Collect all the lines that mention the word "ffffff".

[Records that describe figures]
☆ ☆ ☆ ☆ ☆ ☆ ☆

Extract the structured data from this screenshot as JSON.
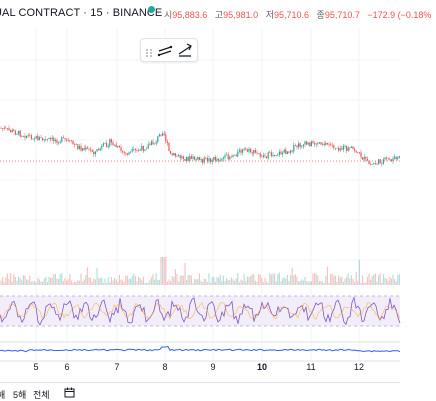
{
  "header": {
    "symbol": "UAL CONTRACT · 15 · BINANCE",
    "ohlc": [
      {
        "label": "시",
        "value": "95,883.6"
      },
      {
        "label": "고",
        "value": "95,981.0"
      },
      {
        "label": "저",
        "value": "95,710.6"
      },
      {
        "label": "종",
        "value": "95,710.7"
      }
    ],
    "change": "−172.9 (−0.18%",
    "status_color": "#26a69a"
  },
  "toolbox": {
    "icons": [
      "drag-handle-icon",
      "compare-icon",
      "indicators-icon"
    ]
  },
  "x_axis": {
    "labels": [
      "5",
      "6",
      "7",
      "8",
      "9",
      "10",
      "11",
      "12"
    ]
  },
  "bottom_bar": {
    "ranges": [
      "해",
      "5해",
      "전체"
    ],
    "calendar_icon": "calendar-icon"
  },
  "colors": {
    "up": "#26a69a",
    "down": "#ef5350",
    "rsi": "#7e57c2",
    "rsi_band": "#ede7f6",
    "lower_line": "#2962ff",
    "price_line": "#ef5350",
    "grid": "#f0f3fa"
  }
}
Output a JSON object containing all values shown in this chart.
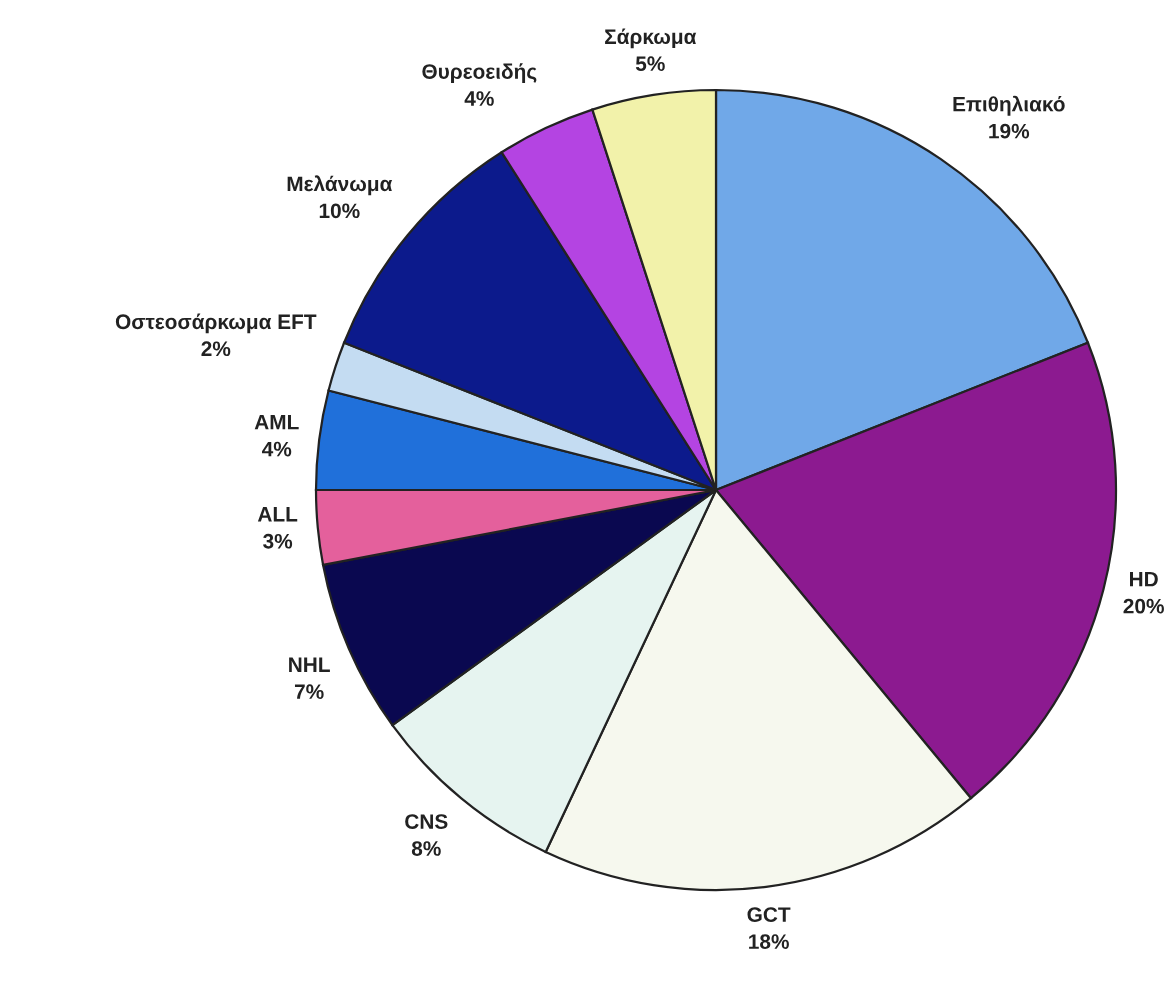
{
  "chart_data": {
    "type": "pie",
    "categories": [
      "Επιθηλιακό",
      "HD",
      "GCT",
      "CNS",
      "NHL",
      "ALL",
      "AML",
      "Οστεοσάρκωμα EFT",
      "Μελάνωμα",
      "Θυρεοειδής",
      "Σάρκωμα"
    ],
    "values": [
      19,
      20,
      18,
      8,
      7,
      3,
      4,
      2,
      10,
      4,
      5
    ],
    "value_labels": [
      "19%",
      "20%",
      "18%",
      "8%",
      "7%",
      "3%",
      "4%",
      "2%",
      "10%",
      "4%",
      "5%"
    ],
    "colors": [
      "#70a8e8",
      "#8c1a90",
      "#f6f8ee",
      "#e6f4f0",
      "#0a0850",
      "#e4609c",
      "#2070da",
      "#c4dcf2",
      "#0c1a8c",
      "#b444e2",
      "#f2f2aa"
    ]
  }
}
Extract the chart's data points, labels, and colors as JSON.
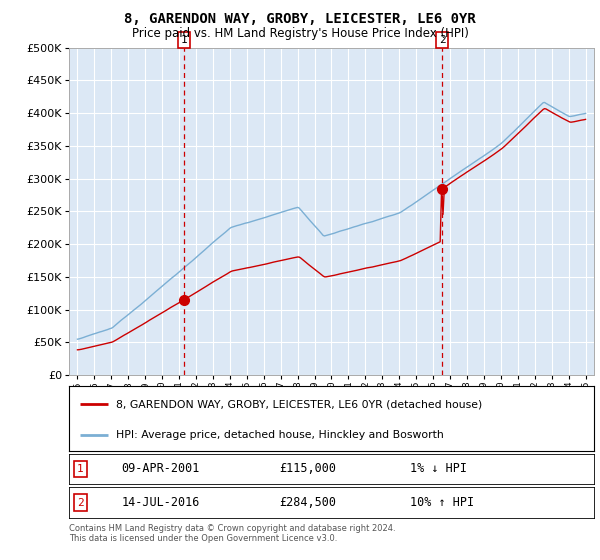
{
  "title": "8, GARENDON WAY, GROBY, LEICESTER, LE6 0YR",
  "subtitle": "Price paid vs. HM Land Registry's House Price Index (HPI)",
  "legend_line1": "8, GARENDON WAY, GROBY, LEICESTER, LE6 0YR (detached house)",
  "legend_line2": "HPI: Average price, detached house, Hinckley and Bosworth",
  "footnote": "Contains HM Land Registry data © Crown copyright and database right 2024.\nThis data is licensed under the Open Government Licence v3.0.",
  "purchase1": {
    "date": "09-APR-2001",
    "price": 115000,
    "price_str": "£115,000",
    "pct": "1%",
    "dir": "↓",
    "year": 2001.27
  },
  "purchase2": {
    "date": "14-JUL-2016",
    "price": 284500,
    "price_str": "£284,500",
    "pct": "10%",
    "dir": "↑",
    "year": 2016.54
  },
  "ylim": [
    0,
    500000
  ],
  "xlim": [
    1994.5,
    2025.5
  ],
  "hpi_color": "#7bafd4",
  "price_color": "#cc0000",
  "plot_bg_color": "#dce8f5",
  "background_color": "#ffffff",
  "grid_color": "#ffffff"
}
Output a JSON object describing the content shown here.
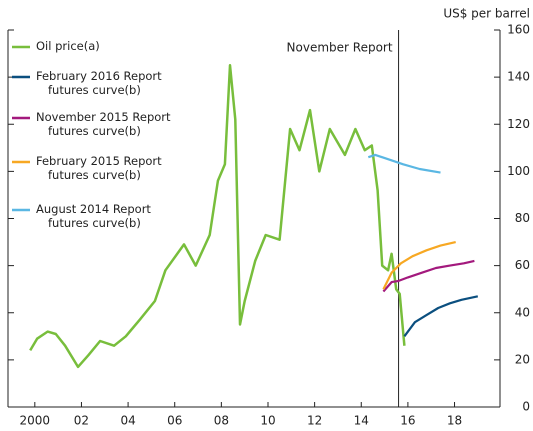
{
  "chart_data": {
    "type": "line",
    "y_axis_label": "US$ per barrel",
    "annotation": {
      "x": 2015.6,
      "label": "November Report"
    },
    "xlim": [
      1998.85,
      2019.95
    ],
    "xticks": [
      {
        "value": 2000,
        "label": "2000"
      },
      {
        "value": 2002,
        "label": "02"
      },
      {
        "value": 2004,
        "label": "04"
      },
      {
        "value": 2006,
        "label": "06"
      },
      {
        "value": 2008,
        "label": "08"
      },
      {
        "value": 2010,
        "label": "10"
      },
      {
        "value": 2012,
        "label": "12"
      },
      {
        "value": 2014,
        "label": "14"
      },
      {
        "value": 2016,
        "label": "16"
      },
      {
        "value": 2018,
        "label": "18"
      }
    ],
    "ylim": [
      0,
      160
    ],
    "yticks": [
      0,
      20,
      40,
      60,
      80,
      100,
      120,
      140,
      160
    ],
    "series": [
      {
        "name": "Oil price(a)",
        "color": "#78be3c",
        "x": [
          1999.8,
          2000.1,
          2000.55,
          2000.9,
          2001.3,
          2001.85,
          2002.3,
          2002.8,
          2003.4,
          2003.9,
          2004.5,
          2005.15,
          2005.6,
          2006.4,
          2006.9,
          2007.5,
          2007.85,
          2008.15,
          2008.37,
          2008.6,
          2008.8,
          2009.0,
          2009.45,
          2009.9,
          2010.5,
          2010.95,
          2011.35,
          2011.8,
          2012.2,
          2012.65,
          2013.3,
          2013.75,
          2014.15,
          2014.45,
          2014.7,
          2014.9,
          2015.15,
          2015.3,
          2015.5,
          2015.65,
          2015.85
        ],
        "values": [
          24,
          29,
          32,
          31,
          26,
          17,
          22,
          28,
          26,
          30,
          37,
          45,
          58,
          69,
          60,
          73,
          96,
          103,
          145,
          122,
          35,
          45,
          62,
          73,
          71,
          118,
          109,
          126,
          100,
          118,
          107,
          118,
          109,
          111,
          92,
          60,
          58,
          65,
          50,
          48,
          26
        ]
      },
      {
        "name": "February 2016 Report futures curve(b)",
        "color": "#0b4f7f",
        "x": [
          2015.85,
          2016.3,
          2016.8,
          2017.3,
          2017.8,
          2018.3,
          2019.0
        ],
        "values": [
          30,
          36,
          39,
          42,
          44,
          45.5,
          47
        ]
      },
      {
        "name": "November 2015 Report futures curve(b)",
        "color": "#a3197d",
        "x": [
          2014.95,
          2015.3,
          2015.6,
          2016.0,
          2016.6,
          2017.2,
          2017.8,
          2018.4,
          2018.85
        ],
        "values": [
          49,
          53,
          53.5,
          55,
          57,
          59,
          60,
          61,
          62
        ]
      },
      {
        "name": "February 2015 Report futures curve(b)",
        "color": "#f7a823",
        "x": [
          2014.95,
          2015.3,
          2015.7,
          2016.2,
          2016.8,
          2017.4,
          2018.05
        ],
        "values": [
          50,
          57,
          61,
          64,
          66.5,
          68.5,
          70
        ]
      },
      {
        "name": "August 2014 Report futures curve(b)",
        "color": "#5ab7e3",
        "x": [
          2014.3,
          2014.6,
          2015.2,
          2015.8,
          2016.5,
          2017.4
        ],
        "values": [
          106,
          107,
          105,
          103,
          101,
          99.5
        ]
      }
    ]
  }
}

☆ ☆ ☆ ☆ ☆ ☆ ☆

• _Problem solution_
  "background_color": "#ffffff",
  "grid_color": "#ffffff"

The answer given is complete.